DATA RECORDS:

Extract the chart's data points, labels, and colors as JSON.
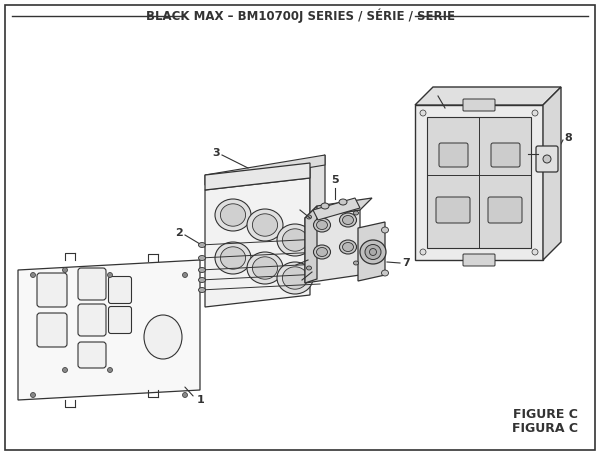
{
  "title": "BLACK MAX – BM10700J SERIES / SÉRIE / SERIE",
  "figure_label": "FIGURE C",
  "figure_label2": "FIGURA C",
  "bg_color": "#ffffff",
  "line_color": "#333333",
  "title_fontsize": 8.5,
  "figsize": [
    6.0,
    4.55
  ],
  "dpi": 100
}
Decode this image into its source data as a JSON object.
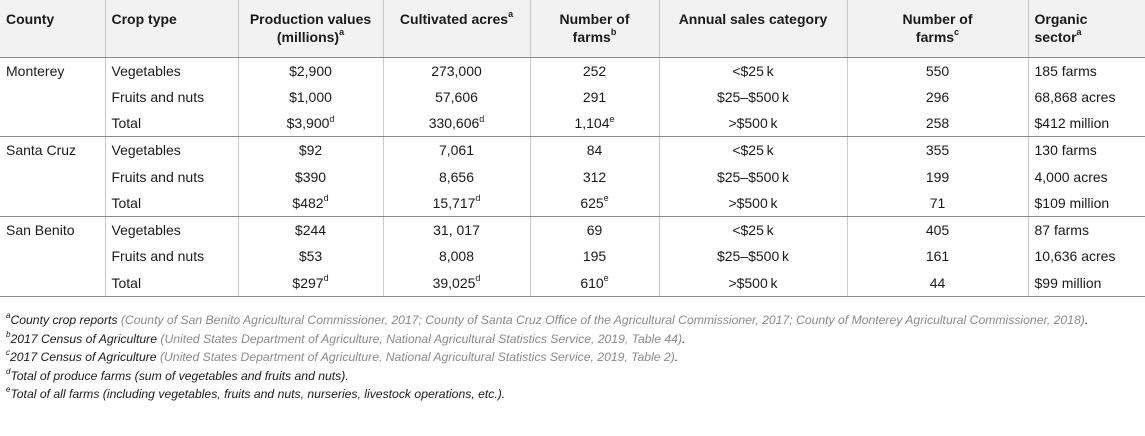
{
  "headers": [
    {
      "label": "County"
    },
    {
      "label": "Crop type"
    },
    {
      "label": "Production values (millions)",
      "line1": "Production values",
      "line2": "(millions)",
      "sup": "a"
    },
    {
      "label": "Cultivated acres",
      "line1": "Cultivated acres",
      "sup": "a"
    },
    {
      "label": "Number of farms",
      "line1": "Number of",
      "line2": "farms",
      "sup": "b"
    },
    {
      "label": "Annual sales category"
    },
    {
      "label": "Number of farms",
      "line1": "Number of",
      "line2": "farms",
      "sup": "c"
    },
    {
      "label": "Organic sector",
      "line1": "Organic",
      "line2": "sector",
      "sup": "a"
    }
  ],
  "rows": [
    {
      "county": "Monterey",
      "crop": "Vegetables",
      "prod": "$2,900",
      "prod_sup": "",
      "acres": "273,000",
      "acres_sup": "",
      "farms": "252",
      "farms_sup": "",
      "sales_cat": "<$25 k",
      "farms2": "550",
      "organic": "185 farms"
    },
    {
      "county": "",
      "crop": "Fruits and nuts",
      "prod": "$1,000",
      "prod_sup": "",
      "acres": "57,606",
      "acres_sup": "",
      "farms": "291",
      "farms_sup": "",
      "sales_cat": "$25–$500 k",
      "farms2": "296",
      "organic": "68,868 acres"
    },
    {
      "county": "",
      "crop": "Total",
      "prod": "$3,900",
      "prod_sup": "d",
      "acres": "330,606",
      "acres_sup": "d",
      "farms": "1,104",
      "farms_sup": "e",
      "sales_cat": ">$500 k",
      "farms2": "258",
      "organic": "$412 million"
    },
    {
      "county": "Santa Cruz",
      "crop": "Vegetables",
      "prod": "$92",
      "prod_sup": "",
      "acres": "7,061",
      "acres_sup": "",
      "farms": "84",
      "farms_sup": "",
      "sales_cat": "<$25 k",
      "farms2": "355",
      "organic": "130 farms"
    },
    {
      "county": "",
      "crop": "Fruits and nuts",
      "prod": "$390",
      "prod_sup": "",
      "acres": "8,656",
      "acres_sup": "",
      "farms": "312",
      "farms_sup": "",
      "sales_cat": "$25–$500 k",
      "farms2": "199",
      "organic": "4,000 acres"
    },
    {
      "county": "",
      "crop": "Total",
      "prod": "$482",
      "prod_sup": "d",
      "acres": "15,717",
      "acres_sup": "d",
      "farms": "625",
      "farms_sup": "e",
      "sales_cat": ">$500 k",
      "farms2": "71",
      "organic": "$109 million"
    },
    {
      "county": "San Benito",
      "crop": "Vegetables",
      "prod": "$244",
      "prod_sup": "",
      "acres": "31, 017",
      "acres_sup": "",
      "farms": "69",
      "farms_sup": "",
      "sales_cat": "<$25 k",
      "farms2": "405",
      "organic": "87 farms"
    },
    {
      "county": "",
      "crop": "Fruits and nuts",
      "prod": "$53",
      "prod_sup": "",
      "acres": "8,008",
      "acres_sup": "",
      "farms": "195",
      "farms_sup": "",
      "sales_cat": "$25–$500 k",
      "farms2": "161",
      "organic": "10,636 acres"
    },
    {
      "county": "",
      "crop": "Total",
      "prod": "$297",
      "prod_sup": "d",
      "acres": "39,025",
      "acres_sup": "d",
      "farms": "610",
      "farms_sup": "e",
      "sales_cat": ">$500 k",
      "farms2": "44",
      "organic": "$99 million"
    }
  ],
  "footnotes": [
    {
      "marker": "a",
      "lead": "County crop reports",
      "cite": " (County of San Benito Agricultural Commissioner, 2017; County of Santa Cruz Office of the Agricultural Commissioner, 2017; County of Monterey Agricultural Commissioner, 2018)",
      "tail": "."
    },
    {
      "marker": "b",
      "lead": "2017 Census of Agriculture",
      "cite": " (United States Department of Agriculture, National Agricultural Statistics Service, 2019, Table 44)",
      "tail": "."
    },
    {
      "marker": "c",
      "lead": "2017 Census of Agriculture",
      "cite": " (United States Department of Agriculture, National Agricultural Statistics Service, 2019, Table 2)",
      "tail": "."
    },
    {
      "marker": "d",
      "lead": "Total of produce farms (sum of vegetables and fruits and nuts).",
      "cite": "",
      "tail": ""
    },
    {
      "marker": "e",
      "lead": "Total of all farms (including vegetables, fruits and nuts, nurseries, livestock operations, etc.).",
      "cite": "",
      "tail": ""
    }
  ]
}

EXERCISE OBJECTIVE: Write the entries above out in full, exactly, with no images.

TASK RESPONSE:
Extract the chart's data points, labels, and colors as JSON.
{
  "title": "BLACK MAX – BM10700J SERIES / SÉRIE / SERIE",
  "figure_label": "FIGURE C",
  "figure_label2": "FIGURA C",
  "bg_color": "#ffffff",
  "line_color": "#333333",
  "title_fontsize": 8.5,
  "figsize": [
    6.0,
    4.55
  ],
  "dpi": 100
}
Decode this image into its source data as a JSON object.
{
  "headers": [
    {
      "label": "County"
    },
    {
      "label": "Crop type"
    },
    {
      "label": "Production values (millions)",
      "line1": "Production values",
      "line2": "(millions)",
      "sup": "a"
    },
    {
      "label": "Cultivated acres",
      "line1": "Cultivated acres",
      "sup": "a"
    },
    {
      "label": "Number of farms",
      "line1": "Number of",
      "line2": "farms",
      "sup": "b"
    },
    {
      "label": "Annual sales category"
    },
    {
      "label": "Number of farms",
      "line1": "Number of",
      "line2": "farms",
      "sup": "c"
    },
    {
      "label": "Organic sector",
      "line1": "Organic",
      "line2": "sector",
      "sup": "a"
    }
  ],
  "rows": [
    {
      "county": "Monterey",
      "crop": "Vegetables",
      "prod": "$2,900",
      "prod_sup": "",
      "acres": "273,000",
      "acres_sup": "",
      "farms": "252",
      "farms_sup": "",
      "sales_cat": "<$25 k",
      "farms2": "550",
      "organic": "185 farms"
    },
    {
      "county": "",
      "crop": "Fruits and nuts",
      "prod": "$1,000",
      "prod_sup": "",
      "acres": "57,606",
      "acres_sup": "",
      "farms": "291",
      "farms_sup": "",
      "sales_cat": "$25–$500 k",
      "farms2": "296",
      "organic": "68,868 acres"
    },
    {
      "county": "",
      "crop": "Total",
      "prod": "$3,900",
      "prod_sup": "d",
      "acres": "330,606",
      "acres_sup": "d",
      "farms": "1,104",
      "farms_sup": "e",
      "sales_cat": ">$500 k",
      "farms2": "258",
      "organic": "$412 million"
    },
    {
      "county": "Santa Cruz",
      "crop": "Vegetables",
      "prod": "$92",
      "prod_sup": "",
      "acres": "7,061",
      "acres_sup": "",
      "farms": "84",
      "farms_sup": "",
      "sales_cat": "<$25 k",
      "farms2": "355",
      "organic": "130 farms"
    },
    {
      "county": "",
      "crop": "Fruits and nuts",
      "prod": "$390",
      "prod_sup": "",
      "acres": "8,656",
      "acres_sup": "",
      "farms": "312",
      "farms_sup": "",
      "sales_cat": "$25–$500 k",
      "farms2": "199",
      "organic": "4,000 acres"
    },
    {
      "county": "",
      "crop": "Total",
      "prod": "$482",
      "prod_sup": "d",
      "acres": "15,717",
      "acres_sup": "d",
      "farms": "625",
      "farms_sup": "e",
      "sales_cat": ">$500 k",
      "farms2": "71",
      "organic": "$109 million"
    },
    {
      "county": "San Benito",
      "crop": "Vegetables",
      "prod": "$244",
      "prod_sup": "",
      "acres": "31, 017",
      "acres_sup": "",
      "farms": "69",
      "farms_sup": "",
      "sales_cat": "<$25 k",
      "farms2": "405",
      "organic": "87 farms"
    },
    {
      "county": "",
      "crop": "Fruits and nuts",
      "prod": "$53",
      "prod_sup": "",
      "acres": "8,008",
      "acres_sup": "",
      "farms": "195",
      "farms_sup": "",
      "sales_cat": "$25–$500 k",
      "farms2": "161",
      "organic": "10,636 acres"
    },
    {
      "county": "",
      "crop": "Total",
      "prod": "$297",
      "prod_sup": "d",
      "acres": "39,025",
      "acres_sup": "d",
      "farms": "610",
      "farms_sup": "e",
      "sales_cat": ">$500 k",
      "farms2": "44",
      "organic": "$99 million"
    }
  ],
  "footnotes": [
    {
      "marker": "a",
      "lead": "County crop reports",
      "cite": " (County of San Benito Agricultural Commissioner, 2017; County of Santa Cruz Office of the Agricultural Commissioner, 2017; County of Monterey Agricultural Commissioner, 2018)",
      "tail": "."
    },
    {
      "marker": "b",
      "lead": "2017 Census of Agriculture",
      "cite": " (United States Department of Agriculture, National Agricultural Statistics Service, 2019, Table 44)",
      "tail": "."
    },
    {
      "marker": "c",
      "lead": "2017 Census of Agriculture",
      "cite": " (United States Department of Agriculture, National Agricultural Statistics Service, 2019, Table 2)",
      "tail": "."
    },
    {
      "marker": "d",
      "lead": "Total of produce farms (sum of vegetables and fruits and nuts).",
      "cite": "",
      "tail": ""
    },
    {
      "marker": "e",
      "lead": "Total of all farms (including vegetables, fruits and nuts, nurseries, livestock operations, etc.).",
      "cite": "",
      "tail": ""
    }
  ]
}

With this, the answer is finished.